# [Prompt]
Extract the text of each entry below exactly, leaving every image behind.

== Rows ==

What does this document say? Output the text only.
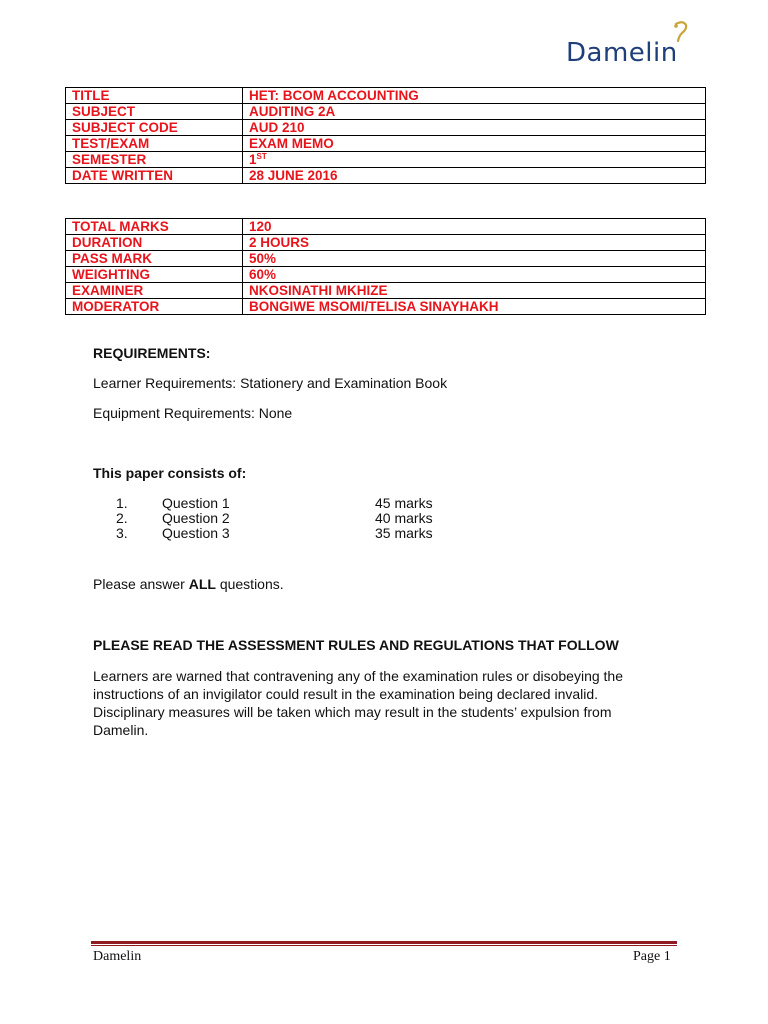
Damelin
TITLE	HET: BCOM ACCOUNTING
SUBJECT	AUDITING 2A
SUBJECT CODE	AUD 210
TEST/EXAM	EXAM MEMO
SEMESTER	1ST
DATE WRITTEN	28 JUNE 2016
TOTAL MARKS	120
DURATION	2 HOURS
PASS MARK	50%
WEIGHTING	60%
EXAMINER	NKOSINATHI MKHIZE
MODERATOR	BONGIWE MSOMI/TELISA SINAYHAKH
REQUIREMENTS:
Learner Requirements: Stationery and Examination Book
Equipment Requirements: None
This paper consists of:
1. Question 1	45 marks
2. Question 2	40 marks
3. Question 3	35 marks
Please answer ALL questions.
PLEASE READ THE ASSESSMENT RULES AND REGULATIONS THAT FOLLOW
Learners are warned that contravening any of the examination rules or disobeying the instructions of an invigilator could result in the examination being declared invalid. Disciplinary measures will be taken which may result in the students’ expulsion from Damelin.
Damelin	Page 1
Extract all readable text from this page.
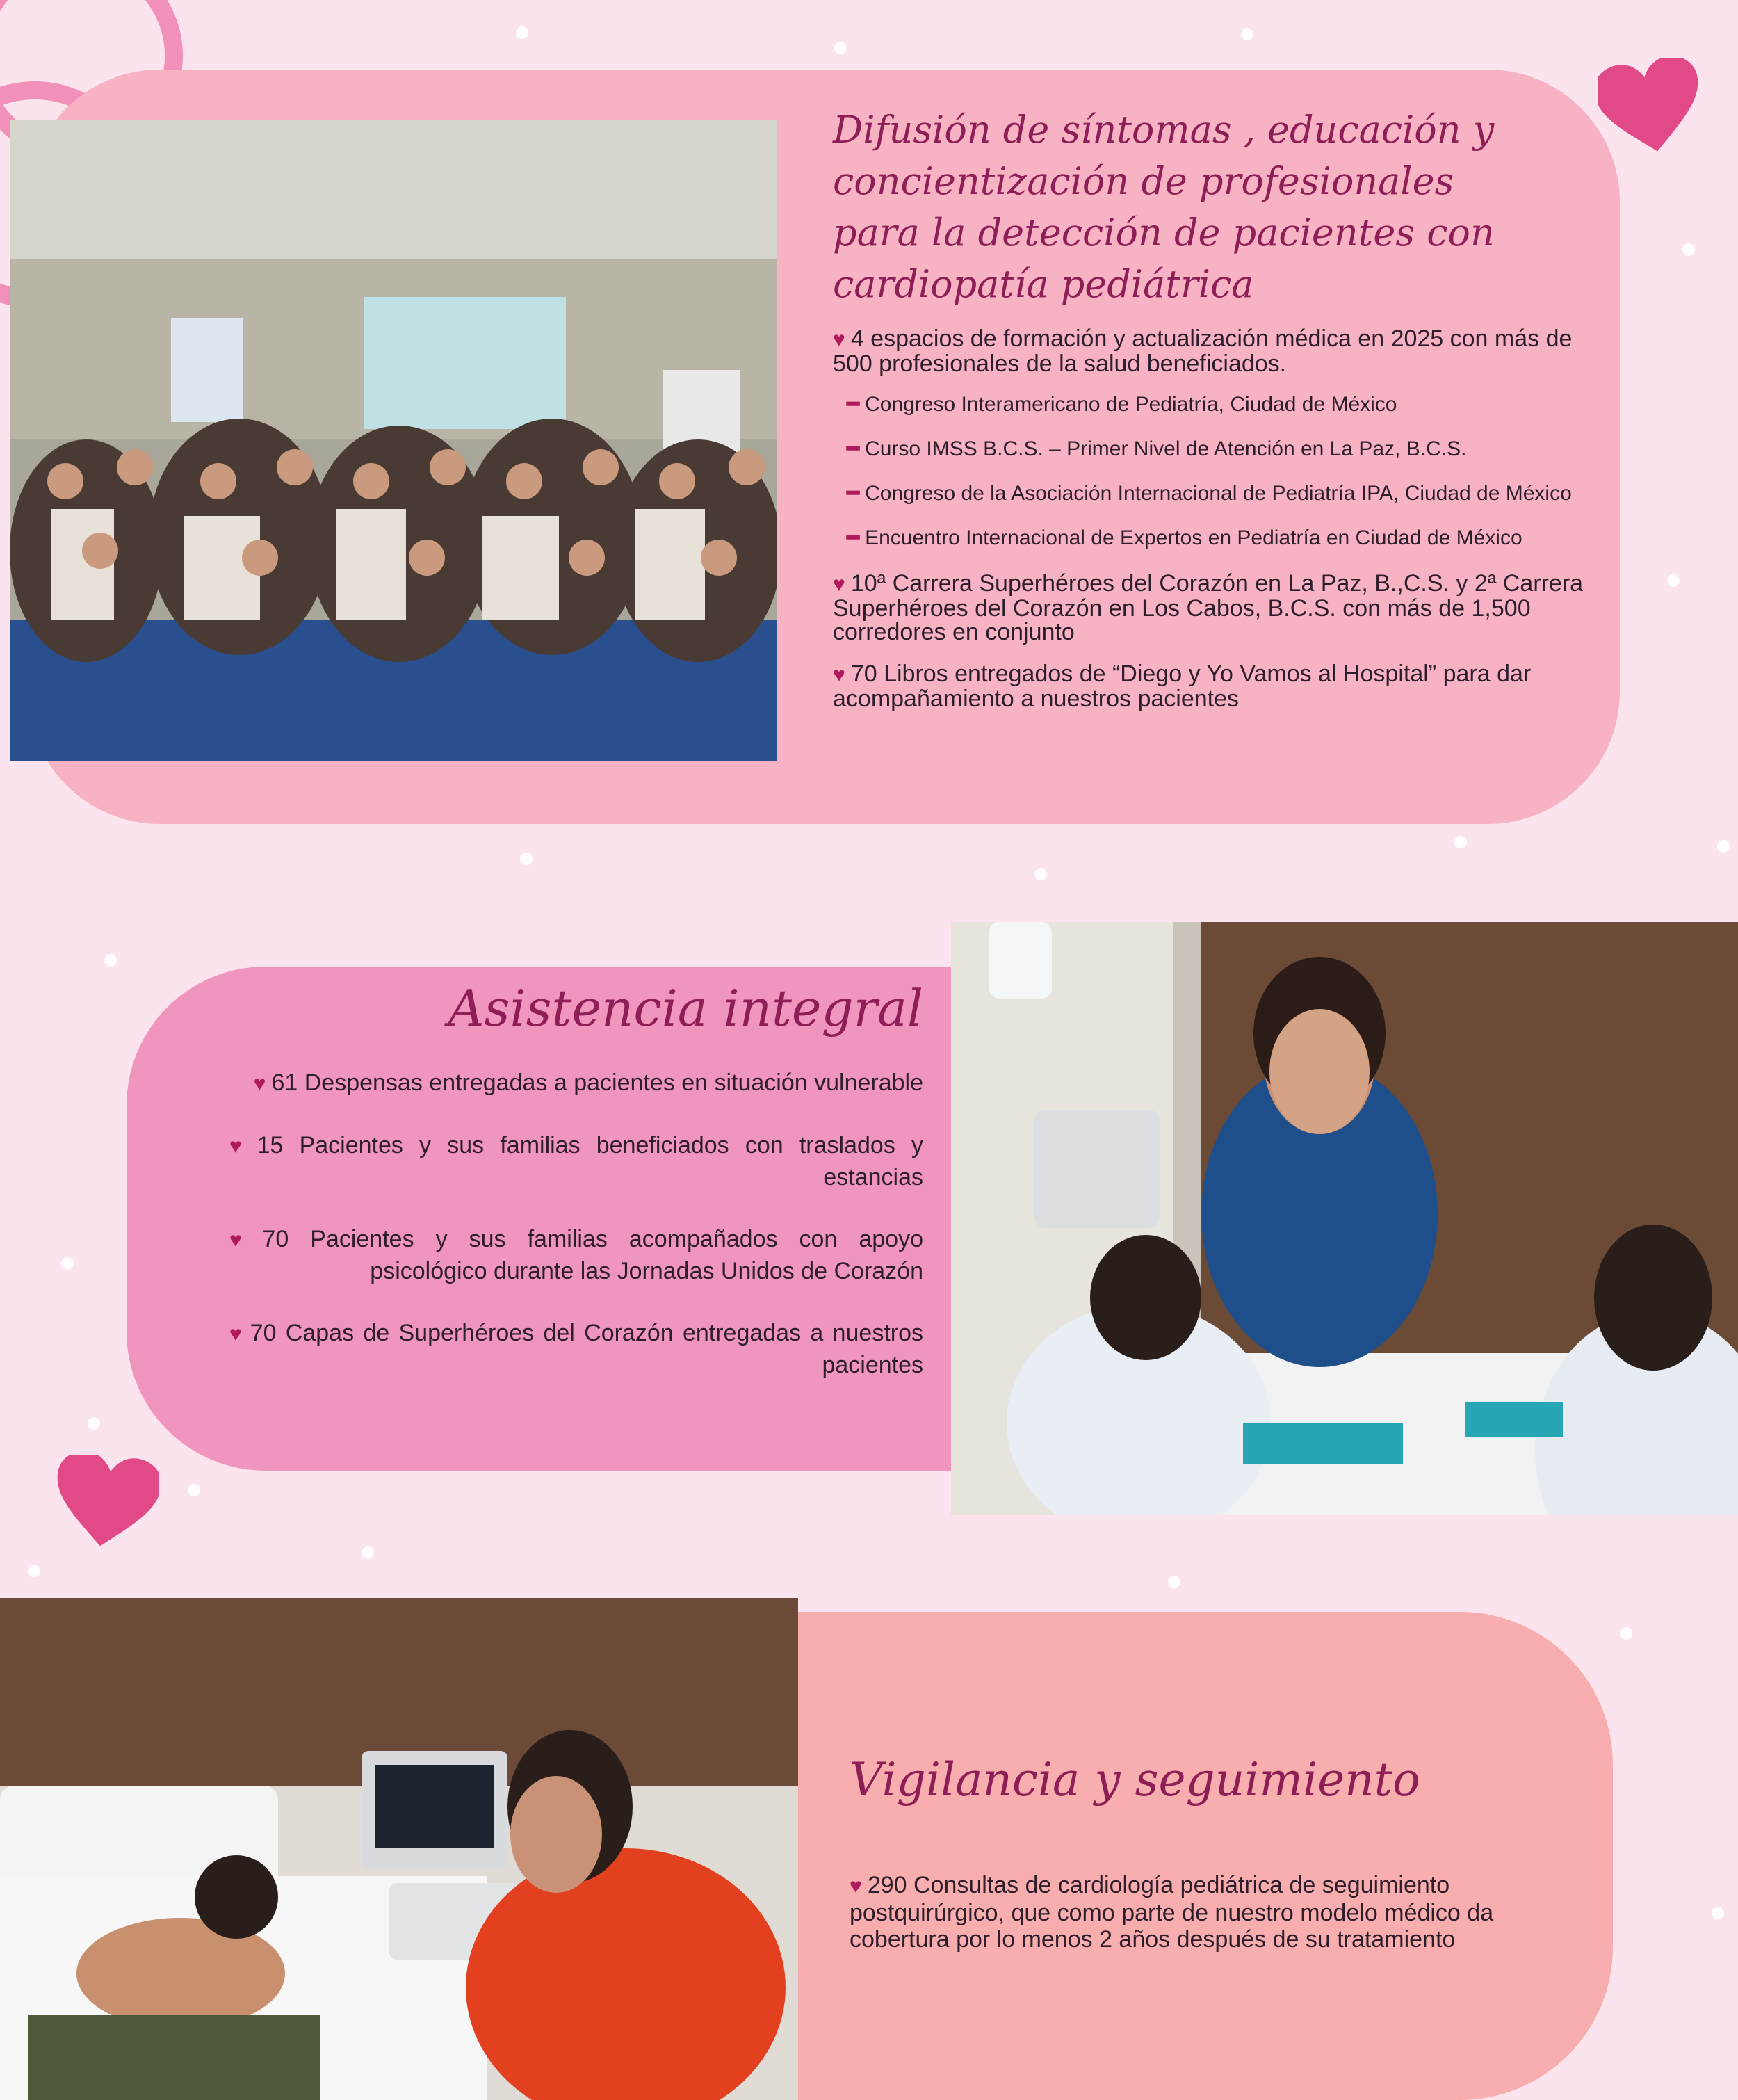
Difusión de síntomas , educación y concientización de profesionales para la detección de pacientes con cardiopatía pediátrica
♥ 4 espacios de formación y actualización médica en 2025 con más de 500 profesionales de la salud beneficiados.
━ Congreso Interamericano de Pediatría, Ciudad de México
━ Curso IMSS B.C.S. – Primer Nivel de Atención en La Paz, B.C.S.
━ Congreso de la Asociación Internacional de Pediatría IPA, Ciudad de México
━ Encuentro Internacional de Expertos en Pediatría en Ciudad de México
♥ 10ª Carrera Superhéroes del Corazón en La Paz, B.,C.S. y 2ª Carrera Superhéroes del Corazón en Los Cabos, B.C.S. con más de 1,500 corredores en conjunto
♥ 70 Libros entregados de “Diego y Yo Vamos al Hospital” para dar acompañamiento a nuestros pacientes
Asistencia integral
♥ 61 Despensas entregadas a pacientes en situación vulnerable
♥ 15 Pacientes y sus familias beneficiados con traslados y estancias
♥ 70 Pacientes y sus familias acompañados con apoyo psicológico durante las Jornadas Unidos de Corazón
♥ 70 Capas de Superhéroes del Corazón entregadas a nuestros pacientes
Vigilancia y seguimiento
♥ 290 Consultas de cardiología pediátrica de seguimiento postquirúrgico, que como parte de nuestro modelo médico da cobertura por lo menos 2 años después de su tratamiento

===

# [Task output]
What does this document say? Output the text only.
Damelin
TITLE	HET: BCOM ACCOUNTING
SUBJECT	AUDITING 2A
SUBJECT CODE	AUD 210
TEST/EXAM	EXAM MEMO
SEMESTER	1ST
DATE WRITTEN	28 JUNE 2016
TOTAL MARKS	120
DURATION	2 HOURS
PASS MARK	50%
WEIGHTING	60%
EXAMINER	NKOSINATHI MKHIZE
MODERATOR	BONGIWE MSOMI/TELISA SINAYHAKH
REQUIREMENTS:
Learner Requirements: Stationery and Examination Book
Equipment Requirements: None
This paper consists of:
1. Question 1	45 marks
2. Question 2	40 marks
3. Question 3	35 marks
Please answer ALL questions.
PLEASE READ THE ASSESSMENT RULES AND REGULATIONS THAT FOLLOW
Learners are warned that contravening any of the examination rules or disobeying the instructions of an invigilator could result in the examination being declared invalid. Disciplinary measures will be taken which may result in the students’ expulsion from Damelin.
Damelin	Page 1
Extract all readable text from this page.
Difusión de síntomas , educación y concientización de profesionales para la detección de pacientes con cardiopatía pediátrica
♥ 4 espacios de formación y actualización médica en 2025 con más de 500 profesionales de la salud beneficiados.
━ Congreso Interamericano de Pediatría, Ciudad de México
━ Curso IMSS B.C.S. – Primer Nivel de Atención en La Paz, B.C.S.
━ Congreso de la Asociación Internacional de Pediatría IPA, Ciudad de México
━ Encuentro Internacional de Expertos en Pediatría en Ciudad de México
♥ 10ª Carrera Superhéroes del Corazón en La Paz, B.,C.S. y 2ª Carrera Superhéroes del Corazón en Los Cabos, B.C.S. con más de 1,500 corredores en conjunto
♥ 70 Libros entregados de “Diego y Yo Vamos al Hospital” para dar acompañamiento a nuestros pacientes
Asistencia integral
♥ 61 Despensas entregadas a pacientes en situación vulnerable
♥ 15 Pacientes y sus familias beneficiados con traslados y estancias
♥ 70 Pacientes y sus familias acompañados con apoyo psicológico durante las Jornadas Unidos de Corazón
♥ 70 Capas de Superhéroes del Corazón entregadas a nuestros pacientes
Vigilancia y seguimiento
♥ 290 Consultas de cardiología pediátrica de seguimiento postquirúrgico, que como parte de nuestro modelo médico da cobertura por lo menos 2 años después de su tratamiento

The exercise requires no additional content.